### What this task involves
Show every line where "Marianne" occurs.

### Stored items from a collection
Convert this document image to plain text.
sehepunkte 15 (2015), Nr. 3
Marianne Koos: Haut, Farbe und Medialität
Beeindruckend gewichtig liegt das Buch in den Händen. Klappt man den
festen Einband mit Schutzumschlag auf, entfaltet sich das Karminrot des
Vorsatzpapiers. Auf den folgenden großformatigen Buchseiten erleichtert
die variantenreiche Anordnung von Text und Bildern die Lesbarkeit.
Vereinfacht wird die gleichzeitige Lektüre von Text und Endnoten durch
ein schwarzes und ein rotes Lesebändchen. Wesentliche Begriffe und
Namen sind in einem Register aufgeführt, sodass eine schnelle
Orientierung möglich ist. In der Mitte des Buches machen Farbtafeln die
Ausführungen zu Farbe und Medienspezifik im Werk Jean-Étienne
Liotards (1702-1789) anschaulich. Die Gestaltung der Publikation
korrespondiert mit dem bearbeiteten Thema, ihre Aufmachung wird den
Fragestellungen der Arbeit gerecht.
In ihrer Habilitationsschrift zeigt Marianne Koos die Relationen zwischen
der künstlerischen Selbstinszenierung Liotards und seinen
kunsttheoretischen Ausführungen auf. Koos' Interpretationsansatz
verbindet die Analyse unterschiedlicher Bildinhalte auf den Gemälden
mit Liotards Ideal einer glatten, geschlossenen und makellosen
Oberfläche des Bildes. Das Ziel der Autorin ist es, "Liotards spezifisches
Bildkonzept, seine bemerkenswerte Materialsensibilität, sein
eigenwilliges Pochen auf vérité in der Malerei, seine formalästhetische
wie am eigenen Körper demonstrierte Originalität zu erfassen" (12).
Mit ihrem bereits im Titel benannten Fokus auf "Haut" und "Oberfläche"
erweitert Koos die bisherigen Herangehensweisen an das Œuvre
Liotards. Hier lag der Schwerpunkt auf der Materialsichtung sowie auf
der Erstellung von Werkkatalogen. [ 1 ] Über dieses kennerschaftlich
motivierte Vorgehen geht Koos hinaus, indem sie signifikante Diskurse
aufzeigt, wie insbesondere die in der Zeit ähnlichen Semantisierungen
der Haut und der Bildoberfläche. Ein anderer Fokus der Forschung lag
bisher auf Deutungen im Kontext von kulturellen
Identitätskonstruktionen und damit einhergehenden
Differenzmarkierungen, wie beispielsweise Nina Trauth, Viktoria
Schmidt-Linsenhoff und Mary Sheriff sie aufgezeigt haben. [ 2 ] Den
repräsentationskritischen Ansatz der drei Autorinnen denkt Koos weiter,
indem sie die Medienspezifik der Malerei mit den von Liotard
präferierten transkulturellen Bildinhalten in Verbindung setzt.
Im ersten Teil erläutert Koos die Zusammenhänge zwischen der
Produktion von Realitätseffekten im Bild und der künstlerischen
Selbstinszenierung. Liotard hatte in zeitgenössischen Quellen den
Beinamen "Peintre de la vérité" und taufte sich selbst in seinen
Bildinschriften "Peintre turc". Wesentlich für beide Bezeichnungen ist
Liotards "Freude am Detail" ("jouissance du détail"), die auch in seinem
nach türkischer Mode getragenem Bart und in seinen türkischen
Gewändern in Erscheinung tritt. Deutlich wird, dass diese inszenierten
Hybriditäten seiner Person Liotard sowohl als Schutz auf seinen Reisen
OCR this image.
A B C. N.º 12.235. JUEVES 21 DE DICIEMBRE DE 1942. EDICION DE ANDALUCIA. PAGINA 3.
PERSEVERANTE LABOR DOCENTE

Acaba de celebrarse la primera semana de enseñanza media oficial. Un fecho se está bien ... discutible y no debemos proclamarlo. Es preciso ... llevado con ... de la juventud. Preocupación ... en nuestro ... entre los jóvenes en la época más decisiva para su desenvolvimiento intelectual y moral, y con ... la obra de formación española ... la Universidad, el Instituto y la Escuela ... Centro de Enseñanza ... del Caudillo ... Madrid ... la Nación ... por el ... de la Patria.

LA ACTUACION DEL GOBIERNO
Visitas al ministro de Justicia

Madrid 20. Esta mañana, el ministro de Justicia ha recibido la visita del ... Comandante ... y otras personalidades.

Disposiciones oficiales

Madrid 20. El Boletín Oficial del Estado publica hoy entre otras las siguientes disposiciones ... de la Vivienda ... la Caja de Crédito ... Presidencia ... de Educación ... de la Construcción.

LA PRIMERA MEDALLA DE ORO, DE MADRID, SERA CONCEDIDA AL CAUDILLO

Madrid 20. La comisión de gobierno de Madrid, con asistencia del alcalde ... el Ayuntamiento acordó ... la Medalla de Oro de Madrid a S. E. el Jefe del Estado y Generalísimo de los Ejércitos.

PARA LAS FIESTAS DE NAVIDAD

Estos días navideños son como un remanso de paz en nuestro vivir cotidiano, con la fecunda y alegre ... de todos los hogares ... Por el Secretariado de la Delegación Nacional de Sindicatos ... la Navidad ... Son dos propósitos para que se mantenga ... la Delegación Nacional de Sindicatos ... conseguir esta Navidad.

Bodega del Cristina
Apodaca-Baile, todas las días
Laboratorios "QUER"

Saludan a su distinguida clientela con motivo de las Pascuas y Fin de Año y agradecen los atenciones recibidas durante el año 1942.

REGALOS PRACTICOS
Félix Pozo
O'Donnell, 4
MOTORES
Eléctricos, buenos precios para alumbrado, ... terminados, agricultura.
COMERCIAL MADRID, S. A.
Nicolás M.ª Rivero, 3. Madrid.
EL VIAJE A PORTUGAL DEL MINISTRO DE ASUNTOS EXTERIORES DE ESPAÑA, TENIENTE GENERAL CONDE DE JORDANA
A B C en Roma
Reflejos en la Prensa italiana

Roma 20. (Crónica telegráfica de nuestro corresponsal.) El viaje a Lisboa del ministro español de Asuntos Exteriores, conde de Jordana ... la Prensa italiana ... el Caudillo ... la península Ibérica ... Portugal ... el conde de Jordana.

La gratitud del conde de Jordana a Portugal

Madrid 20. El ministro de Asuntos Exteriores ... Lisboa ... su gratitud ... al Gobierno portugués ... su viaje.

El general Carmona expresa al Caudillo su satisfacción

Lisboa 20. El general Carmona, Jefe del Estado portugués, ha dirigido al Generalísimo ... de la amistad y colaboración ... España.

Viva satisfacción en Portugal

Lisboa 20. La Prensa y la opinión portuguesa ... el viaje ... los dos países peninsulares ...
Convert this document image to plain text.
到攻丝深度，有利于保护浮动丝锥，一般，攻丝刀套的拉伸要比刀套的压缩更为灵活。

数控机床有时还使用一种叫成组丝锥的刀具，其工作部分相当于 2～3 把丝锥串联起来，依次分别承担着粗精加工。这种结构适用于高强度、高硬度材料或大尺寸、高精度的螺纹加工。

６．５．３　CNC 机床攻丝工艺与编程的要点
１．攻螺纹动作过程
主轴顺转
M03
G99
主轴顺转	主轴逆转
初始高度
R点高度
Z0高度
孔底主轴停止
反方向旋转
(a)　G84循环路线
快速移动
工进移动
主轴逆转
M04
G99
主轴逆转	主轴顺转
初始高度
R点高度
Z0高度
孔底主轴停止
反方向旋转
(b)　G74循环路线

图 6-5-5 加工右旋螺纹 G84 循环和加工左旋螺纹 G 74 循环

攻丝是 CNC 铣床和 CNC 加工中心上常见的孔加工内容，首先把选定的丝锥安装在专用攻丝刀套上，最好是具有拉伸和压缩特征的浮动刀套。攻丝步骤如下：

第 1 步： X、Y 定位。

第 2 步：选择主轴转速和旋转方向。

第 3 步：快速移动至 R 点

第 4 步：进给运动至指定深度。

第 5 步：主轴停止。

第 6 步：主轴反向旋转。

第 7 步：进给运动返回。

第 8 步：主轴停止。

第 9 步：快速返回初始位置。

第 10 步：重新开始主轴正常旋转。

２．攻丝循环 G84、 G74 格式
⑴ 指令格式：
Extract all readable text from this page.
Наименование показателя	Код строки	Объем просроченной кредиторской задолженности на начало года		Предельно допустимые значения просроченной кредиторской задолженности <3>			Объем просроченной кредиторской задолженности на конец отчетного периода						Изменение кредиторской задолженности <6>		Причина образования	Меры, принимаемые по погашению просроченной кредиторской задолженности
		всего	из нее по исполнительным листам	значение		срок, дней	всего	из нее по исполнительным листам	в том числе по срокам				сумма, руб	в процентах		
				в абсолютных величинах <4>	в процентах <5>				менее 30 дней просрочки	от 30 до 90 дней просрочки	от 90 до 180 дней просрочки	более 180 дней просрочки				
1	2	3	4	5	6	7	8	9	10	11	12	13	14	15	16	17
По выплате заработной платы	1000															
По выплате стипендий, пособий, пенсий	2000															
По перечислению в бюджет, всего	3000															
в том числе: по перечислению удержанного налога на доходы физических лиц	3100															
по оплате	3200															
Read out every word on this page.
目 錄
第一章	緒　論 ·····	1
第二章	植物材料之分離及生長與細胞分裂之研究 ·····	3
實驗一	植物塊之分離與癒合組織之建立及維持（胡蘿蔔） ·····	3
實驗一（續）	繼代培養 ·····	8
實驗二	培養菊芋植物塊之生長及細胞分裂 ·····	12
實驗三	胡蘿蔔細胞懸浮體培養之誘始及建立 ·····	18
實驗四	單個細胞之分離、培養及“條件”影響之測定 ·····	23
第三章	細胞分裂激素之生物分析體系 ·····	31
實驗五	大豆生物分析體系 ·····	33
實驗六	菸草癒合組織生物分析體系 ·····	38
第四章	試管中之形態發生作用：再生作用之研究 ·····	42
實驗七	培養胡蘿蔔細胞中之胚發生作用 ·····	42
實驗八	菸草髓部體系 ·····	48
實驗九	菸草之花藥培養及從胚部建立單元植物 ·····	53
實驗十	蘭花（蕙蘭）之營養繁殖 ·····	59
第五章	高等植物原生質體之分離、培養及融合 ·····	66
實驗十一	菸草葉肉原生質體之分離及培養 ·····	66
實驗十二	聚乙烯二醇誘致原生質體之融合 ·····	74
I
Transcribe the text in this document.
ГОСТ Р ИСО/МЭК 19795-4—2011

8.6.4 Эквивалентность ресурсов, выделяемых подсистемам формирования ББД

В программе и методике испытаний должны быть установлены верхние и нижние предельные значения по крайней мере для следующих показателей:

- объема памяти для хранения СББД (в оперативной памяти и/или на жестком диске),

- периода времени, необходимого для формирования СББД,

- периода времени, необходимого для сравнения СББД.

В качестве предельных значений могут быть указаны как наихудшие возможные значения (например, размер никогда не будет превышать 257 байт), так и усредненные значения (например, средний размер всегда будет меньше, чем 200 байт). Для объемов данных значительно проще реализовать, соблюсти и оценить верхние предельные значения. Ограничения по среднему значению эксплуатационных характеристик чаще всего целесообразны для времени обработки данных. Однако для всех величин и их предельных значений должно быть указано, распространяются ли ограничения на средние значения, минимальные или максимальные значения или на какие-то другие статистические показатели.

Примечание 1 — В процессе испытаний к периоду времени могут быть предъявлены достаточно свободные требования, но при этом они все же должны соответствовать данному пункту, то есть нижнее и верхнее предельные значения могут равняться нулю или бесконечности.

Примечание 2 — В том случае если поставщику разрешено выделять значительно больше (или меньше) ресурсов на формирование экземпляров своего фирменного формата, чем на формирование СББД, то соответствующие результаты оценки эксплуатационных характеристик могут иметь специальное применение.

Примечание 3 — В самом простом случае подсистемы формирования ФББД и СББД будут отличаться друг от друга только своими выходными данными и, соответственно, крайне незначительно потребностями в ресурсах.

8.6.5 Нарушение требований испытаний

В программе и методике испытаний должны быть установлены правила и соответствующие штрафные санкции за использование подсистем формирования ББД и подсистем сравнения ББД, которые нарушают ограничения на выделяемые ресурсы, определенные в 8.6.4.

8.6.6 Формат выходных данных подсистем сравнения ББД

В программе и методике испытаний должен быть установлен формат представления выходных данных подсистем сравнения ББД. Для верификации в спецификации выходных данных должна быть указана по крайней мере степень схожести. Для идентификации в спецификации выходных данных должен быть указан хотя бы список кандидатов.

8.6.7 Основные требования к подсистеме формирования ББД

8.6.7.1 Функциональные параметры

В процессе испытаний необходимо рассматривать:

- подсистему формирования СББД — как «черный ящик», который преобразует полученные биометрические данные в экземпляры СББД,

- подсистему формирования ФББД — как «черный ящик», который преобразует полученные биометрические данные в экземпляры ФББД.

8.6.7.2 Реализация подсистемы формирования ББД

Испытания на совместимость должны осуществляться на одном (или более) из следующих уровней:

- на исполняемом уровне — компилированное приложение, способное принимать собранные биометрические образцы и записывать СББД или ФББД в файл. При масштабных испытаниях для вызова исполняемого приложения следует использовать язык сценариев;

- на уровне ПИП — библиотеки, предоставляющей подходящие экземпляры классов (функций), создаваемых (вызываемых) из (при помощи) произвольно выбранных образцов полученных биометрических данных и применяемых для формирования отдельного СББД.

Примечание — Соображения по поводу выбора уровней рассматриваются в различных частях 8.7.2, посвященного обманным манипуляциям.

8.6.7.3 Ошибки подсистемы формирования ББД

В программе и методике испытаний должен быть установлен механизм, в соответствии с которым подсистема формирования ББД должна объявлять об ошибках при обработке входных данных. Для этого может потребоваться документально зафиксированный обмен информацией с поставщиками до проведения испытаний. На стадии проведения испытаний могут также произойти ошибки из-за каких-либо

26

### Output of the task
Marianne Koos: Haut, Farbe und Medialität
In ihrer Habilitationsschrift zeigt Marianne Koos die Relationen zwischen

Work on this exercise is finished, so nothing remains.